** Begin Given information **
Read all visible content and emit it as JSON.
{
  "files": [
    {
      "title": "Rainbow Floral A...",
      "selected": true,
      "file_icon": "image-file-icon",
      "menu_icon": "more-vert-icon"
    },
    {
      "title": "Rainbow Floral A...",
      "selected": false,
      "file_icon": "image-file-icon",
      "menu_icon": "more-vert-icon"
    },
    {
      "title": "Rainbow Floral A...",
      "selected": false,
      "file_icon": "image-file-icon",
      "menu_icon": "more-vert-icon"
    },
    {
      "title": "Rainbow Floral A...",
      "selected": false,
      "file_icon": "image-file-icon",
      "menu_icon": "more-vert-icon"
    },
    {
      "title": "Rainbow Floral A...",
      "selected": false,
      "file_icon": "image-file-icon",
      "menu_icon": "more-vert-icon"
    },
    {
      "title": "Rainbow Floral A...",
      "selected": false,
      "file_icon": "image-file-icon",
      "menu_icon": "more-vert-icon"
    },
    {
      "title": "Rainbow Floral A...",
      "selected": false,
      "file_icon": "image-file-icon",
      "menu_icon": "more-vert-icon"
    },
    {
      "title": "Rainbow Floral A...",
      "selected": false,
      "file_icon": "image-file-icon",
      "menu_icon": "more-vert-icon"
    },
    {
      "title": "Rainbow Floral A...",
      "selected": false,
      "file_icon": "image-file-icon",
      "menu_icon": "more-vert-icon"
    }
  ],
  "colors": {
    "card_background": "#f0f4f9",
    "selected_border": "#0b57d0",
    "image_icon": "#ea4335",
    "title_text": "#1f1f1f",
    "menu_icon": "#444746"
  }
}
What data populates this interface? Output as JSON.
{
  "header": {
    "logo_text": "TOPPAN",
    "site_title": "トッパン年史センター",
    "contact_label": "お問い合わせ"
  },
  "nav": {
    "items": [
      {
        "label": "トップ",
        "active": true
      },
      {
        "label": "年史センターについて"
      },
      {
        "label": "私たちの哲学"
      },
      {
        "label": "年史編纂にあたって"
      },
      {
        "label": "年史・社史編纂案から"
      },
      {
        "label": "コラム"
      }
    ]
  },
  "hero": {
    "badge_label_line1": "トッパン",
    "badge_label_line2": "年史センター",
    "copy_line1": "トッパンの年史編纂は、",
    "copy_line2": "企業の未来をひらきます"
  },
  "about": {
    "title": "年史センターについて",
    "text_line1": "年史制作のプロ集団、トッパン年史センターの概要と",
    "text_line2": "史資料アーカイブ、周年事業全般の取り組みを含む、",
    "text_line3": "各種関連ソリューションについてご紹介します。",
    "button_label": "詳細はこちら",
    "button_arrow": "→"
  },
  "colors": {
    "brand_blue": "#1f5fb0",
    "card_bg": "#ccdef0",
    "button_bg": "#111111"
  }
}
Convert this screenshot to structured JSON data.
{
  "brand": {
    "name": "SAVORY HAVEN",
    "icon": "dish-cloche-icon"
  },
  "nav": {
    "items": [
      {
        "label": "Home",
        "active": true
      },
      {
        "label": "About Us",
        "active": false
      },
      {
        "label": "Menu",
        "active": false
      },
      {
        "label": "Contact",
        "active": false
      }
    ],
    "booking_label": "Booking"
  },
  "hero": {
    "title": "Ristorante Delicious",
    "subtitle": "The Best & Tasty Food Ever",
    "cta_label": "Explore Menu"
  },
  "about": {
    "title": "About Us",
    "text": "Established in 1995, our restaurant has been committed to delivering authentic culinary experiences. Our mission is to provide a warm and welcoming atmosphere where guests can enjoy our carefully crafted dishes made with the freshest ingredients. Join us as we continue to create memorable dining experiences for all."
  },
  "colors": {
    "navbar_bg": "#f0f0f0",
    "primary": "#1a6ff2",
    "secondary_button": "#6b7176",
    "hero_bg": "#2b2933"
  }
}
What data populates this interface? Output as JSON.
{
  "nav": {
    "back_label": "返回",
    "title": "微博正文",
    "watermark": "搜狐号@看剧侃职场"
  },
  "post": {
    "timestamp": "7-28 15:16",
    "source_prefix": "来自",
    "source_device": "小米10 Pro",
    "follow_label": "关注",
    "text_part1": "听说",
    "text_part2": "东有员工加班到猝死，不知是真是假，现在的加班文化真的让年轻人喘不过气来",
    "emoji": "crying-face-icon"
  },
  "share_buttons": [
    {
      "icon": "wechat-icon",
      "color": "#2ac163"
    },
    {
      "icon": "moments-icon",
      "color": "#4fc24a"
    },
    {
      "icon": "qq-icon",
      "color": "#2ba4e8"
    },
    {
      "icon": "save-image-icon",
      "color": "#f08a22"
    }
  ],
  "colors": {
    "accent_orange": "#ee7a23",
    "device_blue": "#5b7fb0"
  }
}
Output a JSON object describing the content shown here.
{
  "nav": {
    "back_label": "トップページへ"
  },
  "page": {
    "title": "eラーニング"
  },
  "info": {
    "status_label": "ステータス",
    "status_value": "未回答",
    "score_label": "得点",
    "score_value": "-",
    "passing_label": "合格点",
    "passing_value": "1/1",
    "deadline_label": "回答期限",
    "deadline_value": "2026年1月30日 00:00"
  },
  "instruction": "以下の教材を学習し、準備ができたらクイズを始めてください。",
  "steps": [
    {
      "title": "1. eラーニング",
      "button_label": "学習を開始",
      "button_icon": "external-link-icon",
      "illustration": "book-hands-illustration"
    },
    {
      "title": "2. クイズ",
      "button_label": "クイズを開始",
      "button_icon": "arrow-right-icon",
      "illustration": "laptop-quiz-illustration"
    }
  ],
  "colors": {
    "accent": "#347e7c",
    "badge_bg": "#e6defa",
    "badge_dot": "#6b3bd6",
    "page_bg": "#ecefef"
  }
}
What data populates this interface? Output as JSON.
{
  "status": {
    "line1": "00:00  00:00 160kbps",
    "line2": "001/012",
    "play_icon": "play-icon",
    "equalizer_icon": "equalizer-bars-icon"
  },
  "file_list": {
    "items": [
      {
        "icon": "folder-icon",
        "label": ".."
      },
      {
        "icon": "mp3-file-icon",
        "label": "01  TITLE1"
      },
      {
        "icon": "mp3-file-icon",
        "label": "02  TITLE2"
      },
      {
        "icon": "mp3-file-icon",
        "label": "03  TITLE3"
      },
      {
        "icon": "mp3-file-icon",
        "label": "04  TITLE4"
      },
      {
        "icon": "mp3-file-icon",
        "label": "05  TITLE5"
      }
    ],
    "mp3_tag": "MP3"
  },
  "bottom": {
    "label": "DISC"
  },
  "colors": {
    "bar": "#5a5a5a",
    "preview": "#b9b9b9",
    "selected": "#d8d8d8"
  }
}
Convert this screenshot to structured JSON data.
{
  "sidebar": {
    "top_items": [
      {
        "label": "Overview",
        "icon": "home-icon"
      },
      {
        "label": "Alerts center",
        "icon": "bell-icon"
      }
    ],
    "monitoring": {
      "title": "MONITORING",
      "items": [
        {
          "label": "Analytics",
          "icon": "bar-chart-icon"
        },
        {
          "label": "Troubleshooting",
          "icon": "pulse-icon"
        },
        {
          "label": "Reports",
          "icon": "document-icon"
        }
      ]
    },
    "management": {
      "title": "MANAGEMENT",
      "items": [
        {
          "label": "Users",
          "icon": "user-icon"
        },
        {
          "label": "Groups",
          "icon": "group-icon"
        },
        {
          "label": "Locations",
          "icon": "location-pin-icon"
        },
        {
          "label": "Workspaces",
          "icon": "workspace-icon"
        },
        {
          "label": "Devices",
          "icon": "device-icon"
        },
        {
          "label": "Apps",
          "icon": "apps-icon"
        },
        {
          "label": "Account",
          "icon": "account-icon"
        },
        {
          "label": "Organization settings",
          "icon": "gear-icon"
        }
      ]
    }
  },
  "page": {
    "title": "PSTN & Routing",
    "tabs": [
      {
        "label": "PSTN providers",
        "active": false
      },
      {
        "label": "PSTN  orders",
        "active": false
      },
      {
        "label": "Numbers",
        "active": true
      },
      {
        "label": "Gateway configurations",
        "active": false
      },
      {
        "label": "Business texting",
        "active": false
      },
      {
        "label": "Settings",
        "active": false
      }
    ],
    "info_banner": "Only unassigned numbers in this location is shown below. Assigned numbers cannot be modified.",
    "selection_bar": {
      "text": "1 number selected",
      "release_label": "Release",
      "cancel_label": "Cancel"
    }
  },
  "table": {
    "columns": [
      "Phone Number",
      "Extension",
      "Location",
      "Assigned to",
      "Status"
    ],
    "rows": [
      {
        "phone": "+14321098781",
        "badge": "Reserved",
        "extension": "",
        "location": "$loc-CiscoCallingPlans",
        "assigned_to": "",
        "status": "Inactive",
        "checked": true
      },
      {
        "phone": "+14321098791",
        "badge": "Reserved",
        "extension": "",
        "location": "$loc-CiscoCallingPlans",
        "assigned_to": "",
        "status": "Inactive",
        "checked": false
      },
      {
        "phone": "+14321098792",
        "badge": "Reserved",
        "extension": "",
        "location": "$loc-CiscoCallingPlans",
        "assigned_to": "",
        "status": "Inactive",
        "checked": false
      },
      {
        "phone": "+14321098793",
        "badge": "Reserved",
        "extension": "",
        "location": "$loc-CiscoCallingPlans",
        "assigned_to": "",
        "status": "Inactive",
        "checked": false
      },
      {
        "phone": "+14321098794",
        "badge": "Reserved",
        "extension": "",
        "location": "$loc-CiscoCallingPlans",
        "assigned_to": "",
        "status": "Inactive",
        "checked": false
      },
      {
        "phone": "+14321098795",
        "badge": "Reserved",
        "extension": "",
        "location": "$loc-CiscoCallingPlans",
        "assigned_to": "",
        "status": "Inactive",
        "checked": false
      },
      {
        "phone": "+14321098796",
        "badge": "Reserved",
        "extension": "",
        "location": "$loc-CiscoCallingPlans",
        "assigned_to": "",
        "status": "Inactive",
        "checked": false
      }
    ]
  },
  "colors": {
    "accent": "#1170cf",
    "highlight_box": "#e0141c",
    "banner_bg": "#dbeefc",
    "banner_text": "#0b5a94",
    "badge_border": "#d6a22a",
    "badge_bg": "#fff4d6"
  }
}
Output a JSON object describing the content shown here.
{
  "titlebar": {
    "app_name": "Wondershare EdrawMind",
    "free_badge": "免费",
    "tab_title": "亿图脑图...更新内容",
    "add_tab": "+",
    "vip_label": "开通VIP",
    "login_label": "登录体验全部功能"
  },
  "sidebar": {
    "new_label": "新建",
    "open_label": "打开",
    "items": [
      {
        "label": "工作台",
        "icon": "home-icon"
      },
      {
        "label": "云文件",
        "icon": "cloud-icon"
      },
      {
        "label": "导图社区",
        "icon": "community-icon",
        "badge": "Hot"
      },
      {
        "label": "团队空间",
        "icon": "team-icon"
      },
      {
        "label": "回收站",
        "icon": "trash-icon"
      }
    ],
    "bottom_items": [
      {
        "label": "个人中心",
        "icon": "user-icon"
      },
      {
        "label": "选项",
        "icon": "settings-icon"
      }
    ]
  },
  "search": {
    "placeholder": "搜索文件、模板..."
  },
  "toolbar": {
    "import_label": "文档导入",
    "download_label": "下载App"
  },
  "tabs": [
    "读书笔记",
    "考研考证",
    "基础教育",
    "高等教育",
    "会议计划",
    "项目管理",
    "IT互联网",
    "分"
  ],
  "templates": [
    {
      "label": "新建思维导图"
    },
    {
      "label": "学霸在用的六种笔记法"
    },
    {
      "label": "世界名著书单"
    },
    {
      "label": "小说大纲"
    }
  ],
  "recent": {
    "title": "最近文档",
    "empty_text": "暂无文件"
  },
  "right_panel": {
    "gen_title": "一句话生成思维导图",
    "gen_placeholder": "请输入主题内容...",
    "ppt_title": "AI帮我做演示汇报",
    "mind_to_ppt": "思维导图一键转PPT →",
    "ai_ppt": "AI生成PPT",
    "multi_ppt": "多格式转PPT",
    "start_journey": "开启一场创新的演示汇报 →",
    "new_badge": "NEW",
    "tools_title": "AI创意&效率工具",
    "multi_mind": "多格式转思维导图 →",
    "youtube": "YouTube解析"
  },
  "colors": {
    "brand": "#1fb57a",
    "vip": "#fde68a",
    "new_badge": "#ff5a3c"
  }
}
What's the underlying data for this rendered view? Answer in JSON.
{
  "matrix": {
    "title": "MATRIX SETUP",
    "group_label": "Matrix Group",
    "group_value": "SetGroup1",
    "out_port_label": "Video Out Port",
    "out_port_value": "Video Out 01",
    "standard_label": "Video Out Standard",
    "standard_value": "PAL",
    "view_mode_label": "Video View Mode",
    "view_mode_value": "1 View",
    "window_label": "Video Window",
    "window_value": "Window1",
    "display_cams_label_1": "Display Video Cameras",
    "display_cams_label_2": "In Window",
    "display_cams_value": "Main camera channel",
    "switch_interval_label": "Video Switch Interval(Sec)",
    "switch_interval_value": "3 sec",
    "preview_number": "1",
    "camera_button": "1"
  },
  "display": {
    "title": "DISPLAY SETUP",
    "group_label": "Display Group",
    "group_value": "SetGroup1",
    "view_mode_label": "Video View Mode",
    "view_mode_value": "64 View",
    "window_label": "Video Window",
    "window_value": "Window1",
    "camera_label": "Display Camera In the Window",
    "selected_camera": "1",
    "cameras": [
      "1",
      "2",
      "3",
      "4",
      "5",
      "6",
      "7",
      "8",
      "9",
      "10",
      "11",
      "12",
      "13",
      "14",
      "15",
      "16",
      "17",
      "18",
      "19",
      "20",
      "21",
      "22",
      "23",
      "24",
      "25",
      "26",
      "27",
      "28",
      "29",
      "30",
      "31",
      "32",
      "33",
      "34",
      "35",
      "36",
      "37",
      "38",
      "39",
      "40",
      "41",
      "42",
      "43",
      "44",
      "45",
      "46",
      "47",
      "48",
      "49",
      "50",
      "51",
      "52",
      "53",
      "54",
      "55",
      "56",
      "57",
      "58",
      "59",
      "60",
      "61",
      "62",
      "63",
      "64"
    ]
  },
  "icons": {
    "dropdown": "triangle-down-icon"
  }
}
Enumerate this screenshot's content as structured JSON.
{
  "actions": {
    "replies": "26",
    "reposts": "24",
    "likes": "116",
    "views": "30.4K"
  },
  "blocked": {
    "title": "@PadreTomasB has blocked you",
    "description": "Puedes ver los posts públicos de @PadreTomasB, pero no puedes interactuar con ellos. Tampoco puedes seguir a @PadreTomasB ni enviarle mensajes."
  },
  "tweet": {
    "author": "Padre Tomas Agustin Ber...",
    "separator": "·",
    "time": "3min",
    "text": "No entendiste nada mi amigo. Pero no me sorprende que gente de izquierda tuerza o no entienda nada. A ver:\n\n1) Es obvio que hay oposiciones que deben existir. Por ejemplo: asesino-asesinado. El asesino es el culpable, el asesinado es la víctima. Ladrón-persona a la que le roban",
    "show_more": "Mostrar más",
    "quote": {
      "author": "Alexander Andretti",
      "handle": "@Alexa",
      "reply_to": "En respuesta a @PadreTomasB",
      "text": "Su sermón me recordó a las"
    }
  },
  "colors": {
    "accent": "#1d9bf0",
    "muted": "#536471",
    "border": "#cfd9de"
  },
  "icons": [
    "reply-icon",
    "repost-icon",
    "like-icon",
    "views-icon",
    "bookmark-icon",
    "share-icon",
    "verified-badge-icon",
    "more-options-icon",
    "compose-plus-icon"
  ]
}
** End Given information **
Pick out the lines that include the word "年史センターについて" and write them out.

The solution
        "label": "年史センターについて"
    "title": "年史センターについて",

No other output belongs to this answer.